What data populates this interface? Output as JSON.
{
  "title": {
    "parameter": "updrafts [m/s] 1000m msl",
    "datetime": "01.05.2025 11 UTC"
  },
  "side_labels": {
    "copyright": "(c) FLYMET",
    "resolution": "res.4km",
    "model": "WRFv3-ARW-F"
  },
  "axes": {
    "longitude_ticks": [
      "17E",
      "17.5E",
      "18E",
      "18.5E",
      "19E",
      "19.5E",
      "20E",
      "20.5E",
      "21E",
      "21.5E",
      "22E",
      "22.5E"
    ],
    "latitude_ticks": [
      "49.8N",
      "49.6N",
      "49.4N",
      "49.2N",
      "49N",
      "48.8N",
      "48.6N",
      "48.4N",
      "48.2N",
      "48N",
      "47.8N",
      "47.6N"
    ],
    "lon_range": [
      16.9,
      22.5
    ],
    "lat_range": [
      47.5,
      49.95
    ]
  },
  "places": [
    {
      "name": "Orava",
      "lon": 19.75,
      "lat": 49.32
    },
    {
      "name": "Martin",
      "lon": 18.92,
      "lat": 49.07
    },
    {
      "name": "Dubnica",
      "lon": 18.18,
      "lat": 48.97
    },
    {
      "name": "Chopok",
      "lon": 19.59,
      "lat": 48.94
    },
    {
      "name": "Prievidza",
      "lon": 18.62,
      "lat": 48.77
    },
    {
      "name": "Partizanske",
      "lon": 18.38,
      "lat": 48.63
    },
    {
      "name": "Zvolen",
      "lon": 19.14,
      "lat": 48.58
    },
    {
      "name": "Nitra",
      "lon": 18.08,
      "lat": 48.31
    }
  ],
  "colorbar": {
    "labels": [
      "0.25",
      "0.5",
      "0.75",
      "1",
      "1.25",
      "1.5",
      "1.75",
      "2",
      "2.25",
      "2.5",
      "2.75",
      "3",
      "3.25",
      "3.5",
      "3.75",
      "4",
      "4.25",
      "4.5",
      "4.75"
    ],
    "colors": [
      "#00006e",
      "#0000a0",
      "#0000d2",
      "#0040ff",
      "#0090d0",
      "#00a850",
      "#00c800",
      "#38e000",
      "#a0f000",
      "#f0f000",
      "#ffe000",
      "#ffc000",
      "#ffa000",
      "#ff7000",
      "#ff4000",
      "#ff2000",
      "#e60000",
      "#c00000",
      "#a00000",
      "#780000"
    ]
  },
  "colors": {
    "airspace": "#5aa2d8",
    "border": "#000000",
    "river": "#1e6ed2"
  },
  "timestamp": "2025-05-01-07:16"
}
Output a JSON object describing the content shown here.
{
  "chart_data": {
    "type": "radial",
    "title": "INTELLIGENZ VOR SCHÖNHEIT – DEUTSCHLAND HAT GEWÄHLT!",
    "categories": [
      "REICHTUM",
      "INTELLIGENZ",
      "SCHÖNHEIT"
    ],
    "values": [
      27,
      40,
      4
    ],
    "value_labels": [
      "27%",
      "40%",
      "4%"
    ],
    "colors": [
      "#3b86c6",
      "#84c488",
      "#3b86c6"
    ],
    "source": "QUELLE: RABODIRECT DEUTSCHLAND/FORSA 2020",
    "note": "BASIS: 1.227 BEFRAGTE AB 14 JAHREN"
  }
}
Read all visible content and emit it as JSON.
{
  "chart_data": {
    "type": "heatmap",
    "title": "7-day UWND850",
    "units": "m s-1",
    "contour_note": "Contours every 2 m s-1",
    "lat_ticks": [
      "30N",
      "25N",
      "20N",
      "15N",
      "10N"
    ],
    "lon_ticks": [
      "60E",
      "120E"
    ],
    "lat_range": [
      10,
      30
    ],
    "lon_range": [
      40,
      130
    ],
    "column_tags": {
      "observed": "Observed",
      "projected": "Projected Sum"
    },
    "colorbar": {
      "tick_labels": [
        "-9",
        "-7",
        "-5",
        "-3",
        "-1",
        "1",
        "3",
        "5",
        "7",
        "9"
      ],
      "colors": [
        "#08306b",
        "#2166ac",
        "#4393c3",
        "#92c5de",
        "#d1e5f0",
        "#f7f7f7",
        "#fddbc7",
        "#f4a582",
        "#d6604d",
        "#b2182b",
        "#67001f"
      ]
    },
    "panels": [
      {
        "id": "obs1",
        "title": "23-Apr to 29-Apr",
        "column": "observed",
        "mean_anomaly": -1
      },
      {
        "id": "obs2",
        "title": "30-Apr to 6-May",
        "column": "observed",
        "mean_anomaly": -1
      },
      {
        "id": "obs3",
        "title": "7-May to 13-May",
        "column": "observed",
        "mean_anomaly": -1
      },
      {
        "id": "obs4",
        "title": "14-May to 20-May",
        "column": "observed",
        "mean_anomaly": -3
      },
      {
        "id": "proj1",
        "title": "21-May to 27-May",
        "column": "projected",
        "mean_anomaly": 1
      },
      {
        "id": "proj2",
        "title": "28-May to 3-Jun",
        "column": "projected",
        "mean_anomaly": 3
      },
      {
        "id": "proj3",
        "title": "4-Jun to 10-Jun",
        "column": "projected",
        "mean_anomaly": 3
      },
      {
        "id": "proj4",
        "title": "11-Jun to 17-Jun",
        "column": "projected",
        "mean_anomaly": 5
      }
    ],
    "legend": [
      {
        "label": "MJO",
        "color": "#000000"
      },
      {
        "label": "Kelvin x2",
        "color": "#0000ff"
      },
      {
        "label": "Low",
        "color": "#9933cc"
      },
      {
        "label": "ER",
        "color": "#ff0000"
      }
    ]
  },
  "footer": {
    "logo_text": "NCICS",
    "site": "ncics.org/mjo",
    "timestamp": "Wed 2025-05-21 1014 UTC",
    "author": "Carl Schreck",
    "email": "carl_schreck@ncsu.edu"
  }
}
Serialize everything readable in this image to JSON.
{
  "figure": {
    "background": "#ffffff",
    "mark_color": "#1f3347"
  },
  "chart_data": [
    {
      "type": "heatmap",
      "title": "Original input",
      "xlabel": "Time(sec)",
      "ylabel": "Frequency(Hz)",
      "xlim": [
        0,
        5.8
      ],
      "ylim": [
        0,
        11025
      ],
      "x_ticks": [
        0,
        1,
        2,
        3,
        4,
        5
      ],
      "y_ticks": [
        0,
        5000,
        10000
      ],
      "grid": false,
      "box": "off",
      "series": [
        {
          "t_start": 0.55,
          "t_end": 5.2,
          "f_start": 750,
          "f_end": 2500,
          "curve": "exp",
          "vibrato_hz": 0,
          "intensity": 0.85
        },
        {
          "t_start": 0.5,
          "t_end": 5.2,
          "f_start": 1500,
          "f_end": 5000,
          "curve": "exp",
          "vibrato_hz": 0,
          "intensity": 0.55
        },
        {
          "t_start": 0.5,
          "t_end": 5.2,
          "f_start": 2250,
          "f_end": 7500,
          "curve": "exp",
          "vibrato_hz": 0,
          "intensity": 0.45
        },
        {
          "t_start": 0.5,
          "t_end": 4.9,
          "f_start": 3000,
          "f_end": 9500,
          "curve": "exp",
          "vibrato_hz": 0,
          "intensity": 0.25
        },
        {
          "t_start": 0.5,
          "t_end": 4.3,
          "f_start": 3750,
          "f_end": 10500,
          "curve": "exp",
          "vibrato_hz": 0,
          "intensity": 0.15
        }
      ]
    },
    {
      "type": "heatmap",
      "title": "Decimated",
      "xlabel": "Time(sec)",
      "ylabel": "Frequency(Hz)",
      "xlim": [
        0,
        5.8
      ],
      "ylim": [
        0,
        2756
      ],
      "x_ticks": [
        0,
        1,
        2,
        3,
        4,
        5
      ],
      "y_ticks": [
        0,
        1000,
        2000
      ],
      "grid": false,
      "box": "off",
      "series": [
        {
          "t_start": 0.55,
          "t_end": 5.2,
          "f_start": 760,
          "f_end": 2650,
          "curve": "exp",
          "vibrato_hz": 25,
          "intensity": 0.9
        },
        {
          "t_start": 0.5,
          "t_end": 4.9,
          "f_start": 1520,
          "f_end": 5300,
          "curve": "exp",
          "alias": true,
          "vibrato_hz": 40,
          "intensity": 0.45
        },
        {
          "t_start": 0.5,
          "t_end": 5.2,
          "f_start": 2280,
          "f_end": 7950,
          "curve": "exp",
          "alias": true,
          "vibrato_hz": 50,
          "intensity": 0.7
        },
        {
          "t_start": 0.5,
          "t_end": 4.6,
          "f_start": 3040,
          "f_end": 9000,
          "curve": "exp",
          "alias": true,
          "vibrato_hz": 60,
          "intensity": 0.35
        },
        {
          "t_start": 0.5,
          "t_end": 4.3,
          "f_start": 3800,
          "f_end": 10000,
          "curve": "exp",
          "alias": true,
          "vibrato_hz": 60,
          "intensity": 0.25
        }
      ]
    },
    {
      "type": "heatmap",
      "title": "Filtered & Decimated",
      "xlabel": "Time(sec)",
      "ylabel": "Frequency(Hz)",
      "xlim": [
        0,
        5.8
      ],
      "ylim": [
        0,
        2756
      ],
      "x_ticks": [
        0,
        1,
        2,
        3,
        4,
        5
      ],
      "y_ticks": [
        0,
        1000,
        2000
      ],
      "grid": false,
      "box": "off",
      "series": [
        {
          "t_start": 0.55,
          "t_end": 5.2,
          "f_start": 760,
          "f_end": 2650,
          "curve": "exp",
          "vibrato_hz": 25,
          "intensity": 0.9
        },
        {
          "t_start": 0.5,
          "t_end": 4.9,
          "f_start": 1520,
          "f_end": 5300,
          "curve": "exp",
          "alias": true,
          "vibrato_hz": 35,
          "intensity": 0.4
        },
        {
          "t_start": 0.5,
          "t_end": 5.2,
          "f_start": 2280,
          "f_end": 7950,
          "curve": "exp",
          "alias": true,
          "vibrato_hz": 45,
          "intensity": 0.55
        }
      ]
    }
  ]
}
--*--
#### [GIVEN EXERCISE]
Find all lines where the word "Decimated" appears. Copy them.

#### [TASK OUTPUT]
      "title": "Decimated",
      "title": "Filtered & Decimated",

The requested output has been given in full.